%%

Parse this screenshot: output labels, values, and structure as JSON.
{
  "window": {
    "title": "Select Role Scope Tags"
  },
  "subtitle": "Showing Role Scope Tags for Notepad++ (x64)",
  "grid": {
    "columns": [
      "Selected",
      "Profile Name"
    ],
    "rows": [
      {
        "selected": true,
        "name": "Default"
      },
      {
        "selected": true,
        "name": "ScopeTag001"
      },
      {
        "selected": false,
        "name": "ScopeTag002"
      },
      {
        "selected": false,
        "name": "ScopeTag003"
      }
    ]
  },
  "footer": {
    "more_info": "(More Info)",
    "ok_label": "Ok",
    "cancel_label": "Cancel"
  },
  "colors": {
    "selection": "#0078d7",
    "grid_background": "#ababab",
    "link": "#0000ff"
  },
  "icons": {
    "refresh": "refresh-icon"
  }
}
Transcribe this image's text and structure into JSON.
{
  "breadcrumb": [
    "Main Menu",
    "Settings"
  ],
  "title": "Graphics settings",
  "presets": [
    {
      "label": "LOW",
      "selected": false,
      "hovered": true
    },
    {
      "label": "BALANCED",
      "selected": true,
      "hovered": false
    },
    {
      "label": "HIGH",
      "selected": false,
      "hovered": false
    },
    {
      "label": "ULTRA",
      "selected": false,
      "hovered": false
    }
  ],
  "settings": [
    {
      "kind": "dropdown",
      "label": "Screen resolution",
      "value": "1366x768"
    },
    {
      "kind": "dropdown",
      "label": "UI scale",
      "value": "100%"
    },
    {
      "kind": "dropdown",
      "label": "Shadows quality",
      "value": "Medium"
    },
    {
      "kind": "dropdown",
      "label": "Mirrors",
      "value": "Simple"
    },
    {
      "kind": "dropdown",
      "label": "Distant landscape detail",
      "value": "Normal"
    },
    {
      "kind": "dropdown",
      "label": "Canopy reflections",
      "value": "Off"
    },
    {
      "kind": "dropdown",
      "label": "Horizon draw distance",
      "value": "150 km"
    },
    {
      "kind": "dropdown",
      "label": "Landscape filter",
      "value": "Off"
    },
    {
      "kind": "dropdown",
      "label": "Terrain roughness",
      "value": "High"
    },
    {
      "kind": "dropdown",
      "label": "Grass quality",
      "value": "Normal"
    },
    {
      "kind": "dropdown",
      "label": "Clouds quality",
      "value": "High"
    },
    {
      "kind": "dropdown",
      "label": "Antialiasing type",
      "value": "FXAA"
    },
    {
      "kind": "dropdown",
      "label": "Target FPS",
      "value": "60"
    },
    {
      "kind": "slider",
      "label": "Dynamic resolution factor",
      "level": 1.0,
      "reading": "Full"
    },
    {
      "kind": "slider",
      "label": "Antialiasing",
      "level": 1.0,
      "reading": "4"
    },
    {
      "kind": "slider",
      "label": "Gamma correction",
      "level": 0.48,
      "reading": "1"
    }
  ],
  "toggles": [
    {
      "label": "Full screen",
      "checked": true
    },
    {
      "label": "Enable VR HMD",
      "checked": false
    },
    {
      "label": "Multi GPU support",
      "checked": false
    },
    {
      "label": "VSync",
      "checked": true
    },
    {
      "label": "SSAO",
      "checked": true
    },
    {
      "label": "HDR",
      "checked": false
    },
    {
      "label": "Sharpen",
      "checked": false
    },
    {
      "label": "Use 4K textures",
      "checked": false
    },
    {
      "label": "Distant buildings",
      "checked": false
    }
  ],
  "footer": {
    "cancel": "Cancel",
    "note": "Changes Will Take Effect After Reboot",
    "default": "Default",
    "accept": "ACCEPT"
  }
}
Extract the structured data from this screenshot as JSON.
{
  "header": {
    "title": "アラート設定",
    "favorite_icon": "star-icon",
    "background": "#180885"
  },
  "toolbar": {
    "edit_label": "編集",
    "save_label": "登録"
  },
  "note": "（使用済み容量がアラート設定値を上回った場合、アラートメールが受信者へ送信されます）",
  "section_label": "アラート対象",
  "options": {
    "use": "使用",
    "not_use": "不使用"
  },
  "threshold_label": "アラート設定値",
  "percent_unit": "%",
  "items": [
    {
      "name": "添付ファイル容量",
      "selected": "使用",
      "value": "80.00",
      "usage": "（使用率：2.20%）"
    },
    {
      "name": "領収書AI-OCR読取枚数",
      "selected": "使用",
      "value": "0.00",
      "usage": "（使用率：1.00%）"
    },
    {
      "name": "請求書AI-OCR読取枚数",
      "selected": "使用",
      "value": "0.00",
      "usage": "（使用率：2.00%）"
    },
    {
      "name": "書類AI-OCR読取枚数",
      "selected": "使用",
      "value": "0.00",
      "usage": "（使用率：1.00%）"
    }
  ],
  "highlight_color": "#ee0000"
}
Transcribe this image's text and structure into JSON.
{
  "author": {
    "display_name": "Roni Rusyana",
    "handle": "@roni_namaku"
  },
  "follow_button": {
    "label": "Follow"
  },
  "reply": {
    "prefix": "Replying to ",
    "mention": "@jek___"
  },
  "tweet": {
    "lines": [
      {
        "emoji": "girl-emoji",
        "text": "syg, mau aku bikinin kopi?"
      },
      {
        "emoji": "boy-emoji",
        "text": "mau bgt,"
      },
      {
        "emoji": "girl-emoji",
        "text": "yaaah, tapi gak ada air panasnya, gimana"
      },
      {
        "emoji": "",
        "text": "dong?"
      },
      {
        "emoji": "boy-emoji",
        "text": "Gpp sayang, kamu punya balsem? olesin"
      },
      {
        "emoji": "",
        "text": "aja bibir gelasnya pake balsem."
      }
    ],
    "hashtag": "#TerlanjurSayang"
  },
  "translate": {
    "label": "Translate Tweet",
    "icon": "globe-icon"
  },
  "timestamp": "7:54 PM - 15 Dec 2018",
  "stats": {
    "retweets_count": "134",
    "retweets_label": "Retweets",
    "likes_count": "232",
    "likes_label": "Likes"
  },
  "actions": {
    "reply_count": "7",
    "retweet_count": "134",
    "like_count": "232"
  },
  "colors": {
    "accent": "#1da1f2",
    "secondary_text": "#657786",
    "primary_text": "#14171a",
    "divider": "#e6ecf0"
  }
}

%%

#### Instruction
Set down each entry again, unchanged.

#### Reply to the exercise
Parse this screenshot: output labels, values, and structure as JSON.
{
  "window": {
    "title": "Select Role Scope Tags"
  },
  "subtitle": "Showing Role Scope Tags for Notepad++ (x64)",
  "grid": {
    "columns": [
      "Selected",
      "Profile Name"
    ],
    "rows": [
      {
        "selected": true,
        "name": "Default"
      },
      {
        "selected": true,
        "name": "ScopeTag001"
      },
      {
        "selected": false,
        "name": "ScopeTag002"
      },
      {
        "selected": false,
        "name": "ScopeTag003"
      }
    ]
  },
  "footer": {
    "more_info": "(More Info)",
    "ok_label": "Ok",
    "cancel_label": "Cancel"
  },
  "colors": {
    "selection": "#0078d7",
    "grid_background": "#ababab",
    "link": "#0000ff"
  },
  "icons": {
    "refresh": "refresh-icon"
  }
}
Transcribe this image's text and structure into JSON.
{
  "breadcrumb": [
    "Main Menu",
    "Settings"
  ],
  "title": "Graphics settings",
  "presets": [
    {
      "label": "LOW",
      "selected": false,
      "hovered": true
    },
    {
      "label": "BALANCED",
      "selected": true,
      "hovered": false
    },
    {
      "label": "HIGH",
      "selected": false,
      "hovered": false
    },
    {
      "label": "ULTRA",
      "selected": false,
      "hovered": false
    }
  ],
  "settings": [
    {
      "kind": "dropdown",
      "label": "Screen resolution",
      "value": "1366x768"
    },
    {
      "kind": "dropdown",
      "label": "UI scale",
      "value": "100%"
    },
    {
      "kind": "dropdown",
      "label": "Shadows quality",
      "value": "Medium"
    },
    {
      "kind": "dropdown",
      "label": "Mirrors",
      "value": "Simple"
    },
    {
      "kind": "dropdown",
      "label": "Distant landscape detail",
      "value": "Normal"
    },
    {
      "kind": "dropdown",
      "label": "Canopy reflections",
      "value": "Off"
    },
    {
      "kind": "dropdown",
      "label": "Horizon draw distance",
      "value": "150 km"
    },
    {
      "kind": "dropdown",
      "label": "Landscape filter",
      "value": "Off"
    },
    {
      "kind": "dropdown",
      "label": "Terrain roughness",
      "value": "High"
    },
    {
      "kind": "dropdown",
      "label": "Grass quality",
      "value": "Normal"
    },
    {
      "kind": "dropdown",
      "label": "Clouds quality",
      "value": "High"
    },
    {
      "kind": "dropdown",
      "label": "Antialiasing type",
      "value": "FXAA"
    },
    {
      "kind": "dropdown",
      "label": "Target FPS",
      "value": "60"
    },
    {
      "kind": "slider",
      "label": "Dynamic resolution factor",
      "level": 1.0,
      "reading": "Full"
    },
    {
      "kind": "slider",
      "label": "Antialiasing",
      "level": 1.0,
      "reading": "4"
    },
    {
      "kind": "slider",
      "label": "Gamma correction",
      "level": 0.48,
      "reading": "1"
    }
  ],
  "toggles": [
    {
      "label": "Full screen",
      "checked": true
    },
    {
      "label": "Enable VR HMD",
      "checked": false
    },
    {
      "label": "Multi GPU support",
      "checked": false
    },
    {
      "label": "VSync",
      "checked": true
    },
    {
      "label": "SSAO",
      "checked": true
    },
    {
      "label": "HDR",
      "checked": false
    },
    {
      "label": "Sharpen",
      "checked": false
    },
    {
      "label": "Use 4K textures",
      "checked": false
    },
    {
      "label": "Distant buildings",
      "checked": false
    }
  ],
  "footer": {
    "cancel": "Cancel",
    "note": "Changes Will Take Effect After Reboot",
    "default": "Default",
    "accept": "ACCEPT"
  }
}
Extract the structured data from this screenshot as JSON.
{
  "header": {
    "title": "アラート設定",
    "favorite_icon": "star-icon",
    "background": "#180885"
  },
  "toolbar": {
    "edit_label": "編集",
    "save_label": "登録"
  },
  "note": "（使用済み容量がアラート設定値を上回った場合、アラートメールが受信者へ送信されます）",
  "section_label": "アラート対象",
  "options": {
    "use": "使用",
    "not_use": "不使用"
  },
  "threshold_label": "アラート設定値",
  "percent_unit": "%",
  "items": [
    {
      "name": "添付ファイル容量",
      "selected": "使用",
      "value": "80.00",
      "usage": "（使用率：2.20%）"
    },
    {
      "name": "領収書AI-OCR読取枚数",
      "selected": "使用",
      "value": "0.00",
      "usage": "（使用率：1.00%）"
    },
    {
      "name": "請求書AI-OCR読取枚数",
      "selected": "使用",
      "value": "0.00",
      "usage": "（使用率：2.00%）"
    },
    {
      "name": "書類AI-OCR読取枚数",
      "selected": "使用",
      "value": "0.00",
      "usage": "（使用率：1.00%）"
    }
  ],
  "highlight_color": "#ee0000"
}
Transcribe this image's text and structure into JSON.
{
  "author": {
    "display_name": "Roni Rusyana",
    "handle": "@roni_namaku"
  },
  "follow_button": {
    "label": "Follow"
  },
  "reply": {
    "prefix": "Replying to ",
    "mention": "@jek___"
  },
  "tweet": {
    "lines": [
      {
        "emoji": "girl-emoji",
        "text": "syg, mau aku bikinin kopi?"
      },
      {
        "emoji": "boy-emoji",
        "text": "mau bgt,"
      },
      {
        "emoji": "girl-emoji",
        "text": "yaaah, tapi gak ada air panasnya, gimana"
      },
      {
        "emoji": "",
        "text": "dong?"
      },
      {
        "emoji": "boy-emoji",
        "text": "Gpp sayang, kamu punya balsem? olesin"
      },
      {
        "emoji": "",
        "text": "aja bibir gelasnya pake balsem."
      }
    ],
    "hashtag": "#TerlanjurSayang"
  },
  "translate": {
    "label": "Translate Tweet",
    "icon": "globe-icon"
  },
  "timestamp": "7:54 PM - 15 Dec 2018",
  "stats": {
    "retweets_count": "134",
    "retweets_label": "Retweets",
    "likes_count": "232",
    "likes_label": "Likes"
  },
  "actions": {
    "reply_count": "7",
    "retweet_count": "134",
    "like_count": "232"
  },
  "colors": {
    "accent": "#1da1f2",
    "secondary_text": "#657786",
    "primary_text": "#14171a",
    "divider": "#e6ecf0"
  }
}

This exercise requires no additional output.